▶ **Aim**: Copy out every line of the data below word for word, leaving out the pictures.

▶ **Record set**:
───
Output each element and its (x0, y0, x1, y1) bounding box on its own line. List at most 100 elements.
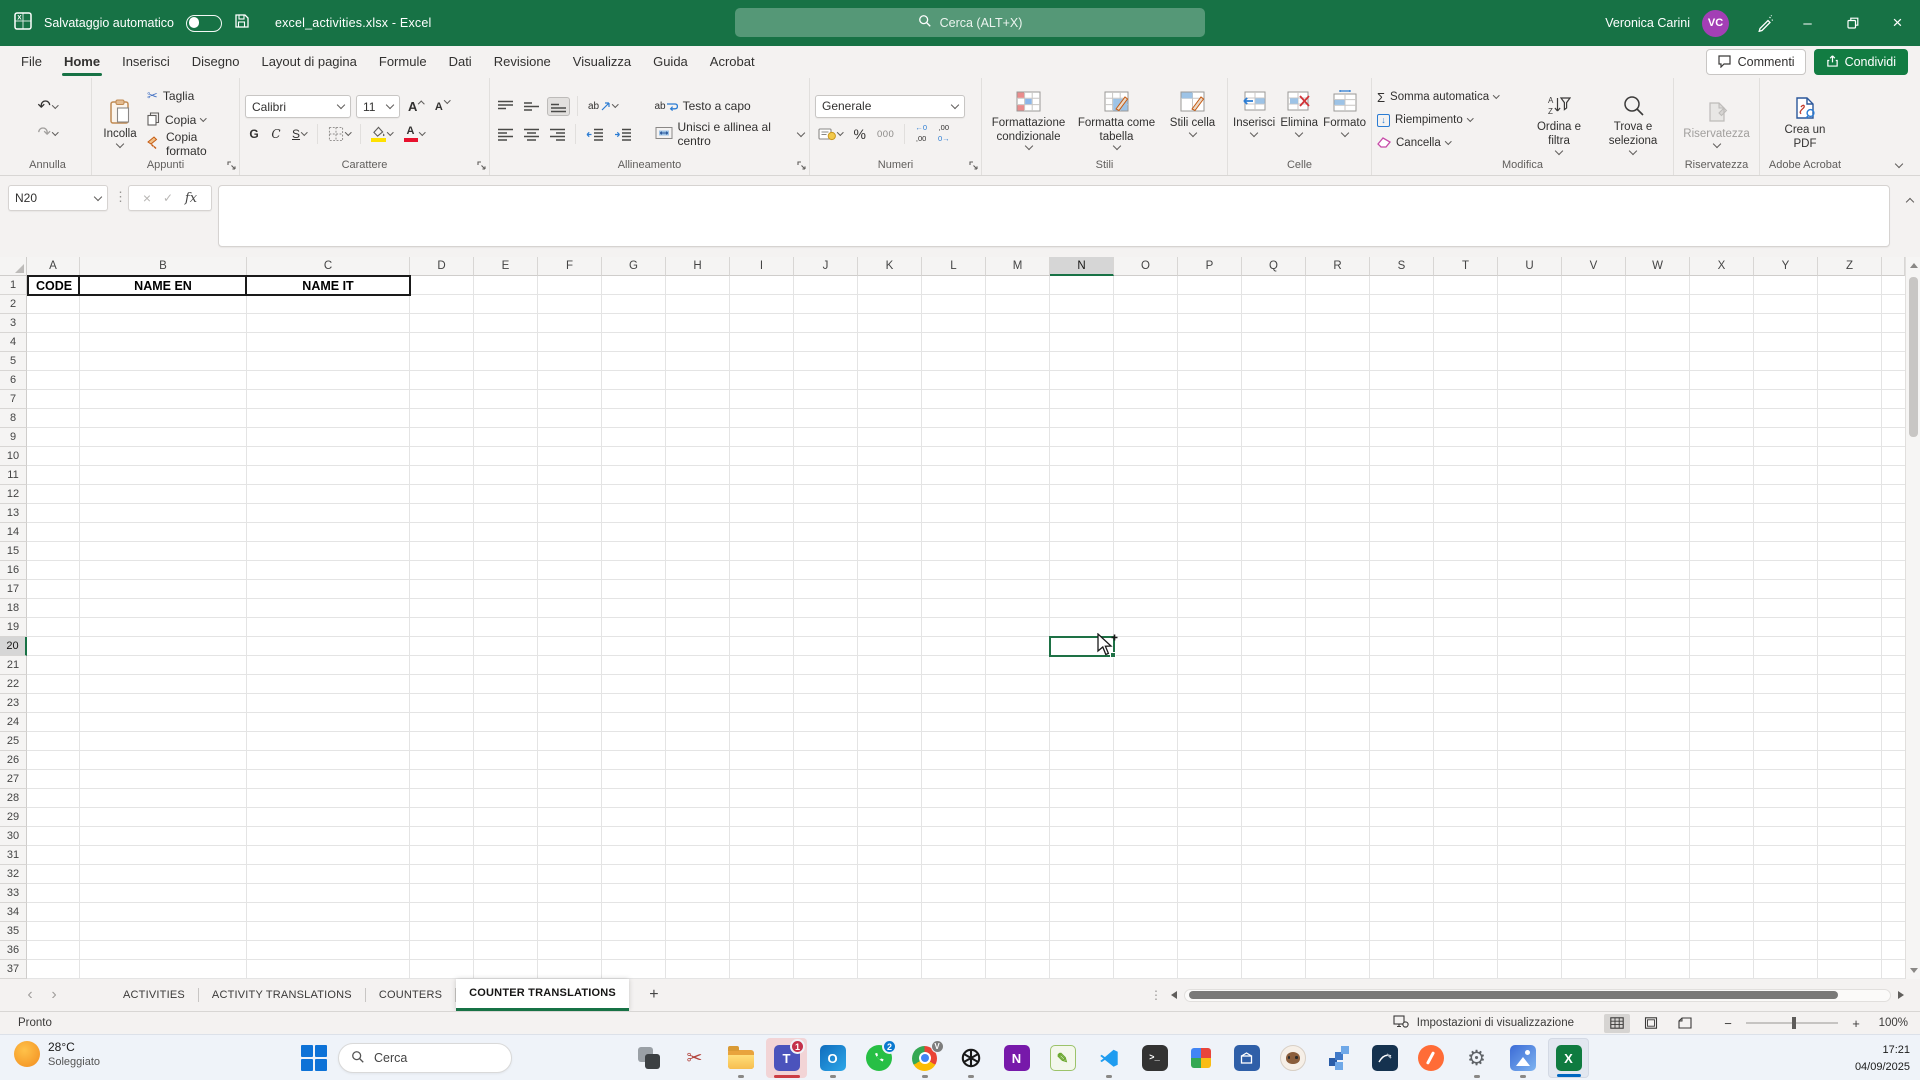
taskbar-clock[interactable]: 17:21 04/09/2025 (1855, 1042, 1910, 1075)
redo-button[interactable]: ↷ (35, 124, 61, 144)
cell-styles-button[interactable]: Stili cella (1164, 82, 1222, 137)
italic-button[interactable]: C (268, 125, 284, 143)
row-header-21[interactable]: 21 (0, 656, 27, 675)
row-header-16[interactable]: 16 (0, 561, 27, 580)
fill-color-button[interactable] (368, 124, 396, 144)
avatar[interactable]: VC (1702, 9, 1729, 37)
column-header-H[interactable]: H (666, 257, 730, 276)
vertical-scrollbar[interactable] (1905, 257, 1920, 979)
row-header-35[interactable]: 35 (0, 922, 27, 941)
zoom-slider[interactable] (1746, 1017, 1838, 1029)
row-header-24[interactable]: 24 (0, 713, 27, 732)
column-header-T[interactable]: T (1434, 257, 1498, 276)
zoom-in-button[interactable]: + (1850, 1016, 1862, 1031)
paste-button[interactable]: Incolla (97, 93, 143, 149)
name-box[interactable]: N20 (8, 185, 108, 211)
row-header-18[interactable]: 18 (0, 599, 27, 618)
autosum-button[interactable]: Σ Somma automatica (1377, 87, 1500, 107)
taskbar-app-snipping-tool[interactable]: ✂ (674, 1038, 715, 1078)
sheet-tab-counter-translations[interactable]: COUNTER TRANSLATIONS (456, 979, 629, 1011)
fill-handle[interactable] (1110, 652, 1116, 658)
zoom-out-button[interactable]: − (1722, 1016, 1734, 1031)
row-header-37[interactable]: 37 (0, 960, 27, 979)
taskbar-app-devtoys[interactable] (1180, 1038, 1221, 1078)
prev-sheet-button[interactable]: ‹ (18, 986, 42, 1004)
taskbar-app-whatsapp[interactable]: 2 (858, 1038, 899, 1078)
formula-bar-collapse-icon[interactable] (1905, 197, 1915, 207)
sensitivity-button[interactable]: Riservatezza (1679, 93, 1754, 149)
column-header-Y[interactable]: Y (1754, 257, 1818, 276)
row-header-36[interactable]: 36 (0, 941, 27, 960)
column-header-N[interactable]: N (1050, 257, 1114, 276)
horizontal-scrollbar[interactable] (1184, 988, 1891, 1002)
align-center-button[interactable] (521, 126, 542, 143)
taskbar-search[interactable]: Cerca (338, 1043, 512, 1073)
column-header-G[interactable]: G (602, 257, 666, 276)
row-header-13[interactable]: 13 (0, 504, 27, 523)
taskbar-app-postman[interactable] (1410, 1038, 1451, 1078)
zoom-slider-thumb[interactable] (1792, 1017, 1796, 1029)
column-header-M[interactable]: M (986, 257, 1050, 276)
decrease-decimal-button[interactable]: ,00 0→ (935, 122, 953, 145)
row-header-25[interactable]: 25 (0, 732, 27, 751)
row-header-26[interactable]: 26 (0, 751, 27, 770)
font-size-select[interactable]: 11 (356, 95, 400, 118)
column-header-F[interactable]: F (538, 257, 602, 276)
cell-A1[interactable]: CODE (27, 275, 81, 296)
row-header-15[interactable]: 15 (0, 542, 27, 561)
row-header-19[interactable]: 19 (0, 618, 27, 637)
column-header-W[interactable]: W (1626, 257, 1690, 276)
taskbar-app-file-explorer[interactable] (720, 1038, 761, 1078)
normal-view-button[interactable] (1604, 1013, 1630, 1033)
decrease-indent-button[interactable] (583, 126, 606, 143)
conditional-formatting-button[interactable]: Formattazione condizionale (988, 82, 1070, 151)
number-format-select[interactable]: Generale (815, 94, 965, 118)
sheetbar-splitter[interactable]: ⋮ (1150, 988, 1162, 1002)
menu-tab-revisione[interactable]: Revisione (483, 46, 562, 78)
row-header-10[interactable]: 10 (0, 447, 27, 466)
sheet-tab-counters[interactable]: COUNTERS (366, 979, 455, 1011)
comments-button[interactable]: Commenti (1705, 49, 1806, 75)
sort-filter-button[interactable]: AZ Ordina e filtra (1528, 86, 1590, 155)
page-break-view-button[interactable] (1672, 1014, 1698, 1033)
row-header-5[interactable]: 5 (0, 352, 27, 371)
row-header-8[interactable]: 8 (0, 409, 27, 428)
taskbar-app-onenote[interactable]: N (996, 1038, 1037, 1078)
next-sheet-button[interactable]: › (42, 986, 66, 1004)
column-header-J[interactable]: J (794, 257, 858, 276)
column-header-O[interactable]: O (1114, 257, 1178, 276)
hscroll-right-icon[interactable] (1898, 991, 1904, 999)
row-header-20[interactable]: 20 (0, 637, 27, 656)
taskbar-app-chatgpt[interactable] (950, 1038, 991, 1078)
comma-style-button[interactable]: 000 (874, 127, 897, 142)
increase-indent-button[interactable] (611, 126, 634, 143)
align-middle-button[interactable] (521, 98, 542, 115)
row-header-7[interactable]: 7 (0, 390, 27, 409)
row-header-29[interactable]: 29 (0, 808, 27, 827)
save-icon[interactable] (234, 13, 249, 33)
row-header-2[interactable]: 2 (0, 295, 27, 314)
menu-tab-formule[interactable]: Formule (368, 46, 438, 78)
column-header-B[interactable]: B (80, 257, 247, 276)
scroll-down-icon[interactable] (1909, 968, 1918, 973)
formula-input[interactable] (218, 185, 1890, 247)
zoom-level[interactable]: 100% (1870, 1017, 1908, 1029)
formula-bar-splitter[interactable]: ⋮ (114, 189, 127, 205)
taskbar-app-teams[interactable]: T1 (766, 1038, 807, 1078)
taskbar-app-settings[interactable]: ⚙ (1456, 1038, 1497, 1078)
menu-tab-guida[interactable]: Guida (642, 46, 699, 78)
sheet-tab-activities[interactable]: ACTIVITIES (110, 979, 198, 1011)
grid-canvas[interactable]: CODE NAME EN NAME IT (27, 275, 1905, 979)
increase-decimal-button[interactable]: ←0,00 (912, 122, 930, 145)
column-header-Z[interactable]: Z (1818, 257, 1882, 276)
column-header-P[interactable]: P (1178, 257, 1242, 276)
column-header-X[interactable]: X (1690, 257, 1754, 276)
weather-widget[interactable]: 28°C Soleggiato (14, 1040, 100, 1069)
row-header-33[interactable]: 33 (0, 884, 27, 903)
taskbar-app-dev-home[interactable] (1318, 1038, 1359, 1078)
clear-button[interactable]: Cancella (1377, 133, 1452, 153)
bold-button[interactable]: G (245, 125, 263, 143)
hscroll-left-icon[interactable] (1171, 991, 1177, 999)
column-header-K[interactable]: K (858, 257, 922, 276)
row-header-9[interactable]: 9 (0, 428, 27, 447)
───
▶ **Response**:
Output each element and its (x0, y0, x1, y1) bounding box on its own line. List at most 100 elements.
taskbar-clock[interactable]: 17:21 04/09/2025 (1855, 1042, 1910, 1075)
redo-button[interactable]: ↷ (35, 124, 61, 144)
cell-styles-button[interactable]: Stili cella (1164, 82, 1222, 137)
italic-button[interactable]: C (268, 125, 284, 143)
row-header-21[interactable]: 21 (0, 656, 27, 675)
row-header-16[interactable]: 16 (0, 561, 27, 580)
fill-color-button[interactable] (368, 124, 396, 144)
avatar[interactable]: VC (1702, 9, 1729, 37)
column-header-H[interactable]: H (666, 257, 730, 276)
vertical-scrollbar[interactable] (1905, 257, 1920, 979)
row-header-35[interactable]: 35 (0, 922, 27, 941)
zoom-slider[interactable] (1746, 1017, 1838, 1029)
row-header-24[interactable]: 24 (0, 713, 27, 732)
column-header-T[interactable]: T (1434, 257, 1498, 276)
zoom-in-button[interactable]: + (1850, 1016, 1862, 1031)
paste-button[interactable]: Incolla (97, 93, 143, 149)
name-box[interactable]: N20 (8, 185, 108, 211)
row-header-18[interactable]: 18 (0, 599, 27, 618)
autosum-button[interactable]: Σ Somma automatica (1377, 87, 1500, 107)
taskbar-app-snipping-tool[interactable]: ✂ (674, 1038, 715, 1078)
sheet-tab-counter-translations[interactable]: COUNTER TRANSLATIONS (456, 979, 629, 1011)
fill-handle[interactable] (1110, 652, 1116, 658)
zoom-out-button[interactable]: − (1722, 1016, 1734, 1031)
row-header-37[interactable]: 37 (0, 960, 27, 979)
taskbar-app-devtoys[interactable] (1180, 1038, 1221, 1078)
prev-sheet-button[interactable]: ‹ (18, 986, 42, 1004)
taskbar-app-whatsapp[interactable]: 2 (858, 1038, 899, 1078)
formula-bar-collapse-icon[interactable] (1905, 197, 1915, 207)
sensitivity-button[interactable]: Riservatezza (1679, 93, 1754, 149)
column-header-Y[interactable]: Y (1754, 257, 1818, 276)
row-header-36[interactable]: 36 (0, 941, 27, 960)
column-header-N[interactable]: N (1050, 257, 1114, 276)
horizontal-scrollbar[interactable] (1184, 988, 1891, 1002)
align-center-button[interactable] (521, 126, 542, 143)
taskbar-search[interactable]: Cerca (338, 1043, 512, 1073)
column-header-G[interactable]: G (602, 257, 666, 276)
row-header-13[interactable]: 13 (0, 504, 27, 523)
taskbar-app-postman[interactable] (1410, 1038, 1451, 1078)
zoom-slider-thumb[interactable] (1792, 1017, 1796, 1029)
column-header-M[interactable]: M (986, 257, 1050, 276)
decrease-decimal-button[interactable]: ,00 0→ (935, 122, 953, 145)
row-header-25[interactable]: 25 (0, 732, 27, 751)
row-header-26[interactable]: 26 (0, 751, 27, 770)
font-size-select[interactable]: 11 (356, 95, 400, 118)
column-header-F[interactable]: F (538, 257, 602, 276)
cell-A1[interactable]: CODE (27, 275, 81, 296)
row-header-15[interactable]: 15 (0, 542, 27, 561)
row-header-19[interactable]: 19 (0, 618, 27, 637)
column-header-W[interactable]: W (1626, 257, 1690, 276)
taskbar-app-file-explorer[interactable] (720, 1038, 761, 1078)
normal-view-button[interactable] (1604, 1013, 1630, 1033)
decrease-indent-button[interactable] (583, 126, 606, 143)
conditional-formatting-button[interactable]: Formattazione condizionale (988, 82, 1070, 151)
number-format-select[interactable]: Generale (815, 94, 965, 118)
sheetbar-splitter[interactable]: ⋮ (1150, 988, 1162, 1002)
menu-tab-revisione[interactable]: Revisione (483, 46, 562, 78)
row-header-10[interactable]: 10 (0, 447, 27, 466)
sheet-tab-counters[interactable]: COUNTERS (366, 979, 455, 1011)
comments-button[interactable]: Commenti (1705, 49, 1806, 75)
sort-filter-button[interactable]: AZ Ordina e filtra (1528, 86, 1590, 155)
page-break-view-button[interactable] (1672, 1014, 1698, 1033)
row-header-5[interactable]: 5 (0, 352, 27, 371)
row-header-8[interactable]: 8 (0, 409, 27, 428)
taskbar-app-onenote[interactable]: N (996, 1038, 1037, 1078)
next-sheet-button[interactable]: › (42, 986, 66, 1004)
column-header-J[interactable]: J (794, 257, 858, 276)
column-header-O[interactable]: O (1114, 257, 1178, 276)
hscroll-right-icon[interactable] (1898, 991, 1904, 999)
row-header-20[interactable]: 20 (0, 637, 27, 656)
taskbar-app-chatgpt[interactable] (950, 1038, 991, 1078)
comma-style-button[interactable]: 000 (874, 127, 897, 142)
increase-indent-button[interactable] (611, 126, 634, 143)
align-middle-button[interactable] (521, 98, 542, 115)
row-header-7[interactable]: 7 (0, 390, 27, 409)
row-header-29[interactable]: 29 (0, 808, 27, 827)
save-icon[interactable] (234, 13, 249, 33)
row-header-2[interactable]: 2 (0, 295, 27, 314)
menu-tab-formule[interactable]: Formule (368, 46, 438, 78)
column-header-B[interactable]: B (80, 257, 247, 276)
scroll-down-icon[interactable] (1909, 968, 1918, 973)
formula-input[interactable] (218, 185, 1890, 247)
zoom-level[interactable]: 100% (1870, 1017, 1908, 1029)
formula-bar-splitter[interactable]: ⋮ (114, 189, 127, 205)
taskbar-app-teams[interactable]: T1 (766, 1038, 807, 1078)
taskbar-app-settings[interactable]: ⚙ (1456, 1038, 1497, 1078)
menu-tab-guida[interactable]: Guida (642, 46, 699, 78)
sheet-tab-activities[interactable]: ACTIVITIES (110, 979, 198, 1011)
grid-canvas[interactable]: CODE NAME EN NAME IT (27, 275, 1905, 979)
increase-decimal-button[interactable]: ←0,00 (912, 122, 930, 145)
column-header-Z[interactable]: Z (1818, 257, 1882, 276)
column-header-P[interactable]: P (1178, 257, 1242, 276)
column-header-X[interactable]: X (1690, 257, 1754, 276)
weather-widget[interactable]: 28°C Soleggiato (14, 1040, 100, 1069)
row-header-33[interactable]: 33 (0, 884, 27, 903)
taskbar-app-dev-home[interactable] (1318, 1038, 1359, 1078)
clear-button[interactable]: Cancella (1377, 133, 1452, 153)
bold-button[interactable]: G (245, 125, 263, 143)
hscroll-left-icon[interactable] (1171, 991, 1177, 999)
column-header-K[interactable]: K (858, 257, 922, 276)
row-header-9[interactable]: 9 (0, 428, 27, 447)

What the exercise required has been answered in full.